#### Instructions to follow:
Give the records again exactly as written. Leave out the pictures.

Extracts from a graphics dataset
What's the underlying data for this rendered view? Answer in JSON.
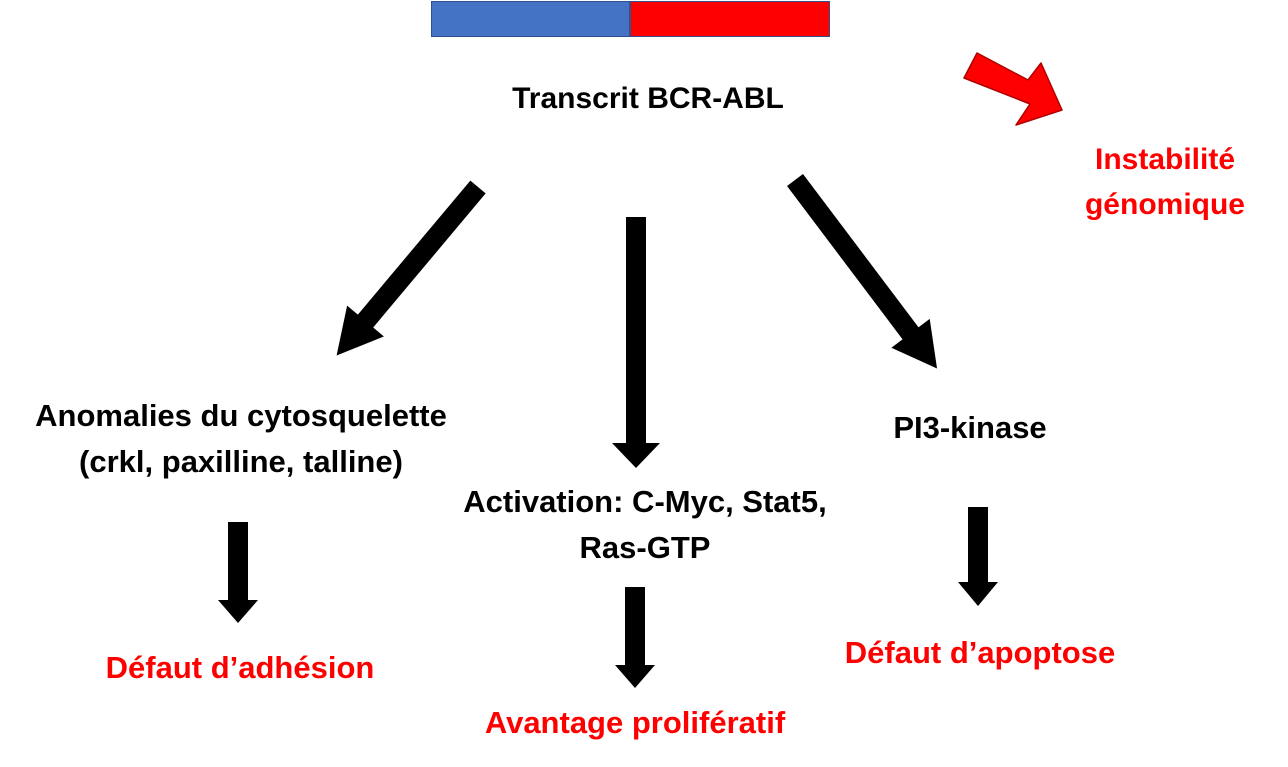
{
  "colors": {
    "bcr_segment": "#4472c4",
    "abl_segment": "#ff0000",
    "arrow_black": "#000000",
    "arrow_red": "#ff0000",
    "text_black": "#000000",
    "text_red": "#ff0000"
  },
  "transcript": {
    "label": "Transcrit BCR-ABL"
  },
  "genomic_instability": {
    "line1": "Instabilité",
    "line2": "génomique"
  },
  "left_branch": {
    "line1": "Anomalies du cytosquelette",
    "line2": "(crkl, paxilline, talline)",
    "outcome": "Défaut d’adhésion"
  },
  "middle_branch": {
    "line1": "Activation: C-Myc, Stat5,",
    "line2": "Ras-GTP",
    "outcome": "Avantage prolifératif"
  },
  "right_branch": {
    "line1": "PI3-kinase",
    "outcome": "Défaut d’apoptose"
  }
}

#### Solution to the exercise:
What's the underlying data for this rendered view? Answer in JSON.
{
  "colors": {
    "bcr_segment": "#4472c4",
    "abl_segment": "#ff0000",
    "arrow_black": "#000000",
    "arrow_red": "#ff0000",
    "text_black": "#000000",
    "text_red": "#ff0000"
  },
  "transcript": {
    "label": "Transcrit BCR-ABL"
  },
  "genomic_instability": {
    "line1": "Instabilité",
    "line2": "génomique"
  },
  "left_branch": {
    "line1": "Anomalies du cytosquelette",
    "line2": "(crkl, paxilline, talline)",
    "outcome": "Défaut d’adhésion"
  },
  "middle_branch": {
    "line1": "Activation: C-Myc, Stat5,",
    "line2": "Ras-GTP",
    "outcome": "Avantage prolifératif"
  },
  "right_branch": {
    "line1": "PI3-kinase",
    "outcome": "Défaut d’apoptose"
  }
}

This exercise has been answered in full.